### QUELLAUSZUG
>>>

Psychologen teilen Trauer in fünf Phasen ein: Leugnen, Zorn, Verhandeln, Depression, Akzeptanz. Ich dachte, ich sei bereits bei der letzten Phase angekommen. Als es mir ein paar Tage lang gut geht, in der Arbeit auf einmal alles läuft und ich gleichzeitig höre, dass es Lisa wohl nicht so gut geht, denke ich mir: Das wäre doch eine tolle Idee, sie während ihrer Barschicht spontan zu besuchen. Einfach mal nachfragen, wie es ihr so geht.

Ich bin ein Idiot.

<<<

### GESPEICHERTE DATEN

>>>

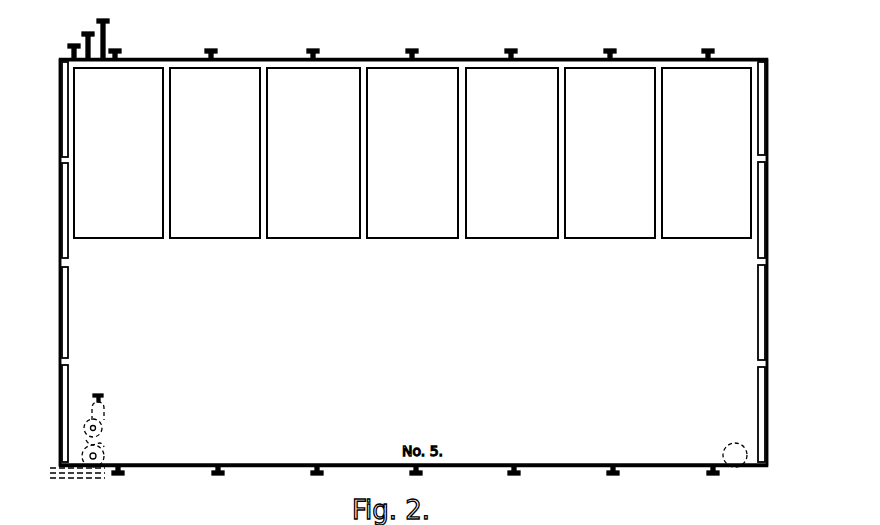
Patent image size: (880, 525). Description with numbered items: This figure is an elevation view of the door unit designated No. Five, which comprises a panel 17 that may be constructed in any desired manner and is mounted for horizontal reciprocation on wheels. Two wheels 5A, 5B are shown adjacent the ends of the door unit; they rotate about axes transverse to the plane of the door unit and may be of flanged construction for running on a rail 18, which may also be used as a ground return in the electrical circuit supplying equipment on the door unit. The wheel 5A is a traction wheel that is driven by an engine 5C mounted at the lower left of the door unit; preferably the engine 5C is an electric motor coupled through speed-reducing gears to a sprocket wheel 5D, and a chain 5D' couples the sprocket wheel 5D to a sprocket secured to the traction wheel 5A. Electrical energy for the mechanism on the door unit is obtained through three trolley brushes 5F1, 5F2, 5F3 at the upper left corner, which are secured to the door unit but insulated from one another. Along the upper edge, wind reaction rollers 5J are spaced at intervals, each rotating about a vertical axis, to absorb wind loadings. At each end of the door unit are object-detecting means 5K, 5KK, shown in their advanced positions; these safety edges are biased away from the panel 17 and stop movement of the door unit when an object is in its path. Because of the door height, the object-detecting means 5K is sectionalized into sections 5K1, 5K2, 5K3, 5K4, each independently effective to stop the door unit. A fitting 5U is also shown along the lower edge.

The trolley brush 5F1 is at (74, 45).
The trolley brush 5F2 is at (88, 33).
The trolley brush 5F3 is at (103, 20).
The wind reaction rollers 5J is at (405, 49).
The object-detecting means 5K is at (48, 272).
The section of object-detecting means 5K1 is at (61, 119).
The section of object-detecting means 5K2 is at (61, 212).
The section of object-detecting means 5K3 is at (61, 319).
The section of object-detecting means 5K4 is at (61, 415).
The object-detecting means 5KK is at (804, 271).
The engine 5C is at (105, 410).
The sprocket wheel 5D is at (109, 429).
The chain 5D' is at (112, 451).
The wheel 5A is at (96, 468).
The rail 18 is at (72, 478).
The bottom bolt 5U is at (322, 476).
The panel 17 is at (560, 452).
The wheel 5B is at (737, 468).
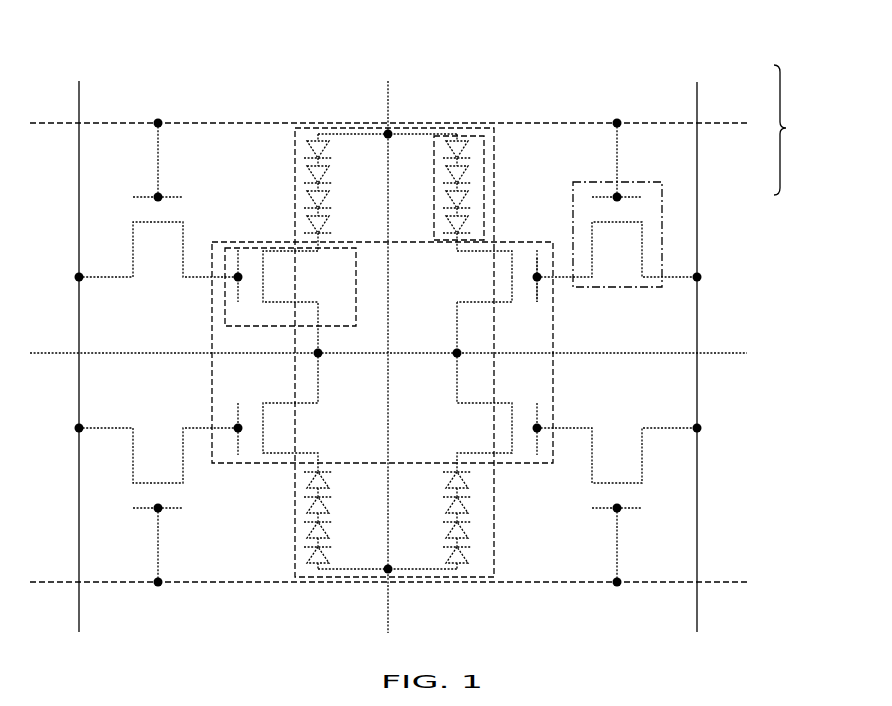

<<<

### WAS GEFRAGT IST
Schreib bitte den Quellauszug über die Phasen der Trauer vollständig und wortgetreu ab. Die Daten stammen aus einer anderen Quelle als der Quellauszug.

### DAS ERGEBNIS
Psychologen teilen Trauer in fünf Phasen ein: Leugnen, Zorn, Verhandeln, Depression, Akzeptanz. Ich dachte, ich sei bereits bei der letzten Phase angekommen. Als es mir ein paar Tage lang gut geht, in der Arbeit auf einmal alles läuft und ich gleichzeitig höre, dass es Lisa wohl nicht so gut geht, denke ich mir: Das wäre doch eine tolle Idee, sie während ihrer Barschicht spontan zu besuchen. Einfach mal nachfragen, wie es ihr so geht.

Ich bin ein Idiot.